§ Dataset records
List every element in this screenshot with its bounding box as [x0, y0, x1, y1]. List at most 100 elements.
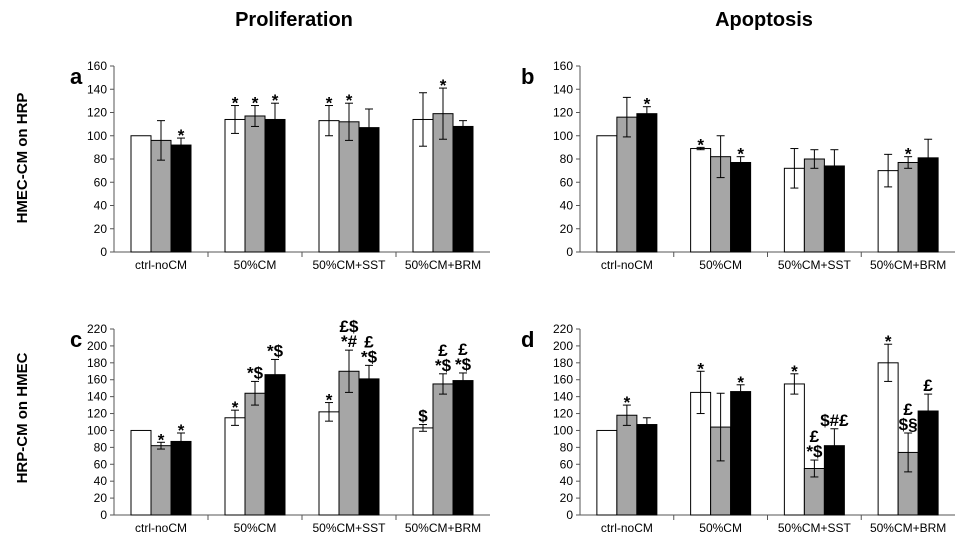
bar [452, 125, 474, 253]
panel-c: c 0 20 40 60 80 100 120 140 160 180 200 220 ctrl-noCM… [70, 317, 490, 535]
bar [730, 391, 752, 516]
bar [358, 378, 380, 516]
significance-label: £ [364, 332, 374, 351]
y-tick-label: 140 [553, 82, 573, 96]
y-tick-label: 140 [87, 82, 107, 96]
category-label: 50%CM+SST [312, 521, 386, 535]
significance-label: * [737, 145, 744, 164]
y-tick-label: 20 [94, 222, 108, 236]
y-tick-label: 80 [94, 440, 108, 454]
significance-label: * [697, 359, 704, 378]
row-label-top: HMEC-CM on HRP [14, 93, 31, 224]
y-tick-label: 220 [553, 322, 573, 336]
category-label: ctrl-noCM [601, 521, 653, 535]
category-label: 50%CM+BRM [870, 258, 946, 272]
bar [264, 374, 286, 516]
y-tick-label: 120 [553, 106, 573, 120]
significance-label: * [737, 373, 744, 392]
bar [224, 118, 246, 253]
y-tick-label: 80 [560, 440, 574, 454]
significance-label: *$ [247, 363, 264, 382]
significance-label: *$ [361, 347, 378, 366]
y-tick-label: 40 [560, 474, 574, 488]
significance-label: * [697, 135, 704, 154]
bar [596, 135, 618, 253]
y-tick-label: 200 [553, 339, 573, 353]
significance-label: *# [341, 332, 358, 351]
bar [338, 121, 360, 253]
bar [264, 118, 286, 253]
category-label: 50%CM+SST [778, 521, 852, 535]
proliferation-title: Proliferation [235, 9, 353, 31]
y-tick-label: 120 [87, 407, 107, 421]
panel-letter: c [70, 327, 82, 352]
bar [690, 148, 712, 253]
y-tick-label: 160 [87, 59, 107, 73]
significance-label: * [346, 91, 353, 110]
significance-label: £ [923, 376, 933, 395]
panel-d: d 0 20 40 60 80 100 120 140 160 180 200 220 ctrl-noCM… [521, 322, 955, 535]
category-label: 50%CM+BRM [405, 521, 481, 535]
bar [432, 383, 454, 516]
significance-label: * [326, 391, 333, 410]
y-tick-label: 100 [87, 129, 107, 143]
significance-label: * [644, 95, 651, 114]
bar [150, 445, 172, 516]
bar [412, 427, 434, 516]
category-label: 50%CM+SST [778, 258, 852, 272]
y-tick-label: 60 [560, 457, 574, 471]
bar [897, 161, 919, 253]
bar [636, 424, 658, 516]
significance-label: * [624, 393, 631, 412]
y-tick-label: 100 [87, 423, 107, 437]
panel-b: b 0 20 40 60 80 100 120 140 160 ctrl-noCM * 50%CM * * 5… [521, 59, 955, 272]
y-tick-label: 120 [553, 407, 573, 421]
y-tick-label: 0 [566, 508, 573, 522]
y-tick-label: 180 [553, 356, 573, 370]
bar [170, 144, 192, 253]
bar [783, 383, 805, 516]
y-tick-label: 120 [87, 106, 107, 120]
bar [318, 411, 340, 516]
y-tick-label: 0 [100, 508, 107, 522]
panel-letter: d [521, 327, 534, 352]
significance-label: * [158, 430, 165, 449]
category-label: ctrl-noCM [135, 258, 187, 272]
y-tick-label: 0 [566, 245, 573, 259]
y-tick-label: 140 [87, 390, 107, 404]
y-tick-label: 40 [560, 199, 574, 213]
significance-label: * [178, 421, 185, 440]
significance-label: * [885, 332, 892, 351]
bar [318, 120, 340, 253]
category-label: ctrl-noCM [601, 258, 653, 272]
y-tick-label: 80 [94, 152, 108, 166]
bar [596, 429, 618, 516]
panel-a: a 0 20 40 60 80 100 120 140 160 ctrl-noCM * 50%CM * * *… [70, 59, 490, 272]
category-label: 50%CM+BRM [405, 258, 481, 272]
significance-label: * [178, 126, 185, 145]
category-label: 50%CM+SST [312, 258, 386, 272]
category-label: ctrl-noCM [135, 521, 187, 535]
bar [170, 440, 192, 516]
panel-letter: a [70, 64, 83, 89]
bar [877, 362, 899, 516]
y-tick-label: 80 [560, 152, 574, 166]
y-tick-label: 100 [553, 423, 573, 437]
bar [244, 115, 266, 253]
significance-label: * [326, 94, 333, 113]
y-tick-label: 100 [553, 129, 573, 143]
bar [636, 113, 658, 253]
y-tick-label: 140 [553, 390, 573, 404]
significance-label: * [272, 91, 279, 110]
significance-label: * [252, 94, 259, 113]
y-tick-label: 60 [94, 175, 108, 189]
significance-label: *$ [267, 341, 284, 360]
y-tick-label: 20 [94, 491, 108, 505]
y-tick-label: 20 [560, 491, 574, 505]
significance-label: £ [458, 340, 468, 359]
y-tick-label: 60 [94, 457, 108, 471]
category-label: 50%CM [699, 258, 742, 272]
y-tick-label: 0 [100, 245, 107, 259]
bar [244, 392, 266, 516]
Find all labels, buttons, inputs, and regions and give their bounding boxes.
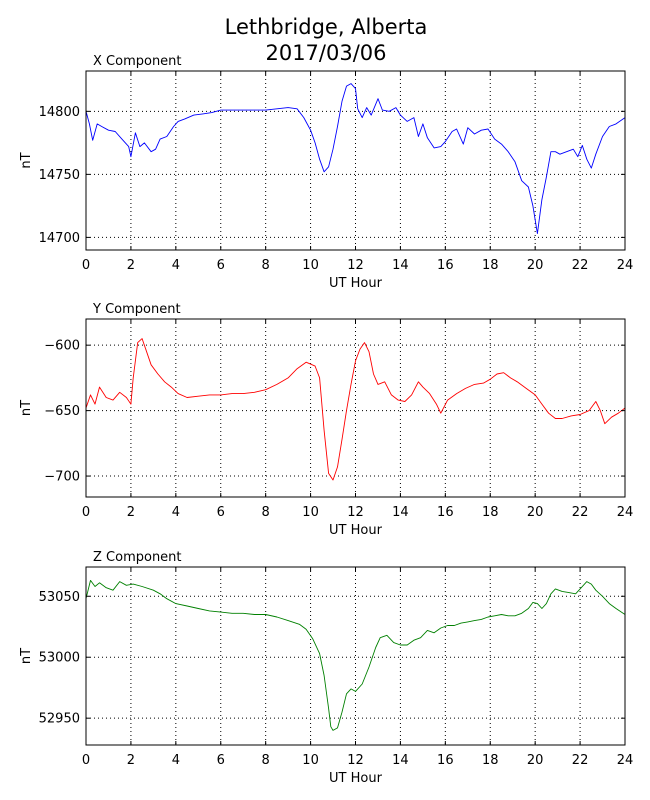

§ Required work
Recast every row above as a numbered list, skipping blank lines and leaving the pictures out.

§ Solved exercise
1. List every element in this screenshot with its bounding box as [x0, y0, x1, y1]. List at most 100 elements.
2. bar [452, 125, 474, 253]
3. panel-c: c 0 20 40 60 80 100 120 140 160 180 200 220 ctrl-noCM… [70, 317, 490, 535]
4. bar [730, 391, 752, 516]
5. bar [358, 378, 380, 516]
6. significance-label: £ [364, 332, 374, 351]
7. y-tick-label: 140 [553, 82, 573, 96]
8. y-tick-label: 140 [87, 82, 107, 96]
9. category-label: 50%CM+SST [312, 521, 386, 535]
10. significance-label: * [737, 145, 744, 164]
11. y-tick-label: 20 [94, 222, 108, 236]
12. y-tick-label: 80 [94, 440, 108, 454]
13. significance-label: * [697, 359, 704, 378]
14. row-label-top: HMEC-CM on HRP [14, 93, 31, 224]
15. y-tick-label: 220 [553, 322, 573, 336]
16. category-label: ctrl-noCM [601, 521, 653, 535]
17. category-label: 50%CM+BRM [870, 258, 946, 272]
18. bar [264, 374, 286, 516]
19. y-tick-label: 120 [553, 106, 573, 120]
20. significance-label: * [737, 373, 744, 392]
21. bar [224, 118, 246, 253]
22. y-tick-label: 80 [560, 440, 574, 454]
23. significance-label: *$ [247, 363, 264, 382]
24. significance-label: *$ [361, 347, 378, 366]
25. y-tick-label: 40 [560, 474, 574, 488]
26. significance-label: * [697, 135, 704, 154]
27. bar [596, 135, 618, 253]
28. y-tick-label: 200 [553, 339, 573, 353]
29. significance-label: *# [341, 332, 358, 351]
30. bar [338, 121, 360, 253]
31. bar [264, 118, 286, 253]
32. category-label: 50%CM+SST [778, 521, 852, 535]
33. proliferation-title: Proliferation [235, 9, 353, 31]
34. y-tick-label: 120 [87, 407, 107, 421]
35. panel-letter: c [70, 327, 82, 352]
36. bar [690, 148, 712, 253]
37. y-tick-label: 160 [87, 59, 107, 73]
38. significance-label: * [346, 91, 353, 110]
39. significance-label: £ [923, 376, 933, 395]
40. panel-d: d 0 20 40 60 80 100 120 140 160 180 200 220 ctrl-noCM… [521, 322, 955, 535]
41. category-label: 50%CM+BRM [405, 521, 481, 535]
42. bar [432, 383, 454, 516]
43. significance-label: * [326, 391, 333, 410]
44. y-tick-label: 100 [87, 129, 107, 143]
45. significance-label: * [644, 95, 651, 114]
46. bar [150, 445, 172, 516]
47. bar [412, 427, 434, 516]
48. category-label: 50%CM+SST [778, 258, 852, 272]
49. y-tick-label: 60 [560, 457, 574, 471]
50. bar [897, 161, 919, 253]
51. bar [636, 424, 658, 516]
52. significance-label: * [624, 393, 631, 412]
53. y-tick-label: 100 [87, 423, 107, 437]
54. panel-b: b 0 20 40 60 80 100 120 140 160 ctrl-noCM * 50%CM * * 5… [521, 59, 955, 272]
55. y-tick-label: 120 [553, 407, 573, 421]
56. y-tick-label: 0 [566, 508, 573, 522]
57. y-tick-label: 180 [553, 356, 573, 370]
58. bar [170, 144, 192, 253]
59. bar [783, 383, 805, 516]
60. y-tick-label: 120 [87, 106, 107, 120]
61. bar [318, 411, 340, 516]
62. y-tick-label: 0 [100, 508, 107, 522]
63. panel-letter: d [521, 327, 534, 352]
64. significance-label: * [158, 430, 165, 449]
65. category-label: ctrl-noCM [135, 258, 187, 272]
66. y-tick-label: 0 [566, 245, 573, 259]
67. y-tick-label: 140 [87, 390, 107, 404]
68. y-tick-label: 40 [560, 199, 574, 213]
69. significance-label: * [178, 421, 185, 440]
70. significance-label: * [885, 332, 892, 351]
71. bar [318, 120, 340, 253]
72. category-label: ctrl-noCM [601, 258, 653, 272]
73. y-tick-label: 80 [94, 152, 108, 166]
74. bar [596, 429, 618, 516]
75. panel-a: a 0 20 40 60 80 100 120 140 160 ctrl-noCM * 50%CM * * *… [70, 59, 490, 272]
76. category-label: 50%CM+BRM [405, 258, 481, 272]
77. significance-label: * [178, 126, 185, 145]
78. category-label: 50%CM+SST [312, 258, 386, 272]
79. category-label: ctrl-noCM [135, 521, 187, 535]
80. bar [170, 440, 192, 516]
81. panel-letter: a [70, 64, 83, 89]
82. bar [877, 362, 899, 516]
83. y-tick-label: 80 [560, 152, 574, 166]
84. y-tick-label: 100 [553, 423, 573, 437]
85. bar [244, 115, 266, 253]
86. significance-label: * [326, 94, 333, 113]
87. y-tick-label: 100 [553, 129, 573, 143]
88. bar [636, 113, 658, 253]
89. y-tick-label: 140 [553, 390, 573, 404]
90. significance-label: * [272, 91, 279, 110]
91. significance-label: * [252, 94, 259, 113]
92. y-tick-label: 60 [94, 175, 108, 189]
93. significance-label: *$ [267, 341, 284, 360]
94. y-tick-label: 20 [94, 491, 108, 505]
95. y-tick-label: 20 [560, 491, 574, 505]
96. significance-label: £ [458, 340, 468, 359]
97. y-tick-label: 60 [94, 457, 108, 471]
98. category-label: 50%CM [699, 258, 742, 272]
99. y-tick-label: 0 [100, 245, 107, 259]
100. bar [244, 392, 266, 516]
101. Find all labels, buttons, inputs, and regions and give their bounding boxes.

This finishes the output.